__Consegna__:
Rispondi a queste domande sull'estratto dedicato alla vedova del Covid-19:
1. In che giorno la signora ha ricevuto la notizia della morte del compagno?
2. Per quanti giorni Alessandra non è potuta uscire di casa?
3. Secondo la lettera, quale parte dei nuovi contagiati ha meno di 24 anni?

__Estratto della fonte__:
──────────

Il compagno è morto in un mese a causa della Covid-19

La signora ha spiegato di essere stata contattata il 17 aprile: “Mi hanno chiamato per dire che stava meglio e l’indomano lo avrebbero stubato”. Ma il 19 aprile le è arrivata la comunicazione straziante: “Era morto”. Alessandra non è potuta uscire di casa per 20 giorni, in isolamento, e ha ricevuto la spesa grazie ai ragazzi di Emergency. Ha continuato a rimanere isolata per un altro mese e mezzo presso la casa della figlia. Non le è mai stato fatto il tampone. Ad oggi la decisione di scrivere una lettera rivolta a chi assume atteggiamenti sempre più irresponsabili, come ha spiegato la donna a Fanpage.it.

La lettera

Sono una vedova del Covid-19.

In marzo il virus è entrato in casa mia e in una manciata di giorni si è portato via il mio compagno. Ora vorrei parlare a tutti quei ragazzi che giustamente hanno voglia di riprendere la vita normale e spensierata di pochi mesi fa, interrotta di colpo da questa nuova brutale realtà, che non conoscevamo ma con la quale oggi dobbiamo fare i conti e convivere.

I mezzi di comunicazione purtroppo ci informano che l’attenzione si è alleggerita, e nello stesso tempo che l’età media del contagio è scesa: sembrava che il virus colpisse solo gli anziani, invece oggi quasi la metà dei nuovi contagiati ha meno di 24 anni. Le regole per proteggere se stessi e gli altri sono piccole ma vitali, e le sappiamo tutti. Perciò quando vedo le immagini di gruppi di ragazzi che vanno in giro fregandosene del distanziamento e delle mascherine, mi chiedo: ma davvero per voi è più importante fare l’aperitivo in piazza e assembrarvi con gli amici?

──────────

__Elenco__:
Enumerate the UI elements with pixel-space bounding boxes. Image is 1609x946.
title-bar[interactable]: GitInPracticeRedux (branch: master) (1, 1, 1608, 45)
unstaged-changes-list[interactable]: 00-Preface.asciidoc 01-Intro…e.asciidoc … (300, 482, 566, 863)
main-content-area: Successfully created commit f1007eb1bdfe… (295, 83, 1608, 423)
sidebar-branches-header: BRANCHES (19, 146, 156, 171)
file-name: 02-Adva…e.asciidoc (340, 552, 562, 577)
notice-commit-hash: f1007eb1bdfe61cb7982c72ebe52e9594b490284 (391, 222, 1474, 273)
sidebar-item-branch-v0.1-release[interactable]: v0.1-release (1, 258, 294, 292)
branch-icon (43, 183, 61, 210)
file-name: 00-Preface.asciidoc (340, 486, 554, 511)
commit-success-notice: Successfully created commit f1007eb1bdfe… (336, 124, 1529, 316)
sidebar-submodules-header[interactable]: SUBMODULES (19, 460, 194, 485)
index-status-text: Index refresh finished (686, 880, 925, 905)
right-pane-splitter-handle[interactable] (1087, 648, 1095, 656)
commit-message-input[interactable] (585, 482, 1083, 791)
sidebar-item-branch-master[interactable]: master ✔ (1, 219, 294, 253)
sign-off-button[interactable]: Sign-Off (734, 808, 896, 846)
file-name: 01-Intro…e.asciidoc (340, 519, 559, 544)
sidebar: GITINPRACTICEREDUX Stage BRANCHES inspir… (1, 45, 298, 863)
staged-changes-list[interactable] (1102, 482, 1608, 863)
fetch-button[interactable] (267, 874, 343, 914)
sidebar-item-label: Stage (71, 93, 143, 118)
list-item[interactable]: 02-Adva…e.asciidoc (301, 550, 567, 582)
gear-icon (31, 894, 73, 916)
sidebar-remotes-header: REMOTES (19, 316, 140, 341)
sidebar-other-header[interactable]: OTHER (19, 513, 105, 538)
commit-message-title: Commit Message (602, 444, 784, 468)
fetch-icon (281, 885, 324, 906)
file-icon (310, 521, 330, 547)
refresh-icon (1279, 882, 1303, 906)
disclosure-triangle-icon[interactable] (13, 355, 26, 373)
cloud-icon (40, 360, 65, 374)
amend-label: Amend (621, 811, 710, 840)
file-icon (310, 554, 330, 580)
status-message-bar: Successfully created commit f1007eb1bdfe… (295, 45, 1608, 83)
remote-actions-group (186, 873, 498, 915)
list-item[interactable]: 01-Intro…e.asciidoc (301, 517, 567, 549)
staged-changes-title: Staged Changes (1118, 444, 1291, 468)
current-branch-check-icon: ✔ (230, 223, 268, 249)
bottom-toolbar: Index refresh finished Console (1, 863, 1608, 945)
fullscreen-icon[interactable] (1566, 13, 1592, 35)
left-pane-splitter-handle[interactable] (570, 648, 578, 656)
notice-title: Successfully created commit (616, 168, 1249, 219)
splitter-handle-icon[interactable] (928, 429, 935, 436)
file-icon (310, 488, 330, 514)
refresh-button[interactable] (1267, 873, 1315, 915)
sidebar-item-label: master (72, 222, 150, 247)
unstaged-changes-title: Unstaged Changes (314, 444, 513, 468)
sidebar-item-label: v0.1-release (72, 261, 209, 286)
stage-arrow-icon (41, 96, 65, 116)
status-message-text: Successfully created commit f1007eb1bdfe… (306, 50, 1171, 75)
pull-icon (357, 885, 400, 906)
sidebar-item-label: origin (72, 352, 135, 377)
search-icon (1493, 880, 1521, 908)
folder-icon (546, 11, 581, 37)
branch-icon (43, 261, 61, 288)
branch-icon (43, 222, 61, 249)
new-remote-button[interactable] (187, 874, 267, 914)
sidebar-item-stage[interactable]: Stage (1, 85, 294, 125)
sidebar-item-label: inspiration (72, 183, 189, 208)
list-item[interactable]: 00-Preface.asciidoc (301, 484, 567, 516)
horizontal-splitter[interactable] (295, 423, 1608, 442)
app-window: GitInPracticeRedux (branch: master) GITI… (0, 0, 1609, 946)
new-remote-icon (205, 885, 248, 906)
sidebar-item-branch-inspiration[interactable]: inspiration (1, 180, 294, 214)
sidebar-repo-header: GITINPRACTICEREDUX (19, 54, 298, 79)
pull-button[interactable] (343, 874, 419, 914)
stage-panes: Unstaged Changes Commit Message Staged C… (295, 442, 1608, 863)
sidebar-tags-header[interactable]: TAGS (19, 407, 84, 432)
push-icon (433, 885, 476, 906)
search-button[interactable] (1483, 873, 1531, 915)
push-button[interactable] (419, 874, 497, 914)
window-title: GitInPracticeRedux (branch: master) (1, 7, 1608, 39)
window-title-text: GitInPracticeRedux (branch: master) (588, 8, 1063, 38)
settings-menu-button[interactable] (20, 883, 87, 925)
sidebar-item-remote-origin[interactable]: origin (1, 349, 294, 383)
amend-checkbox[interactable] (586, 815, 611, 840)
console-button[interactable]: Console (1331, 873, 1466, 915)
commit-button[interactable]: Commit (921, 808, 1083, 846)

──────────

__Risposta scritta__:
1. Il 19 aprile.
2. Per 20 giorni.
3. Quasi la metà.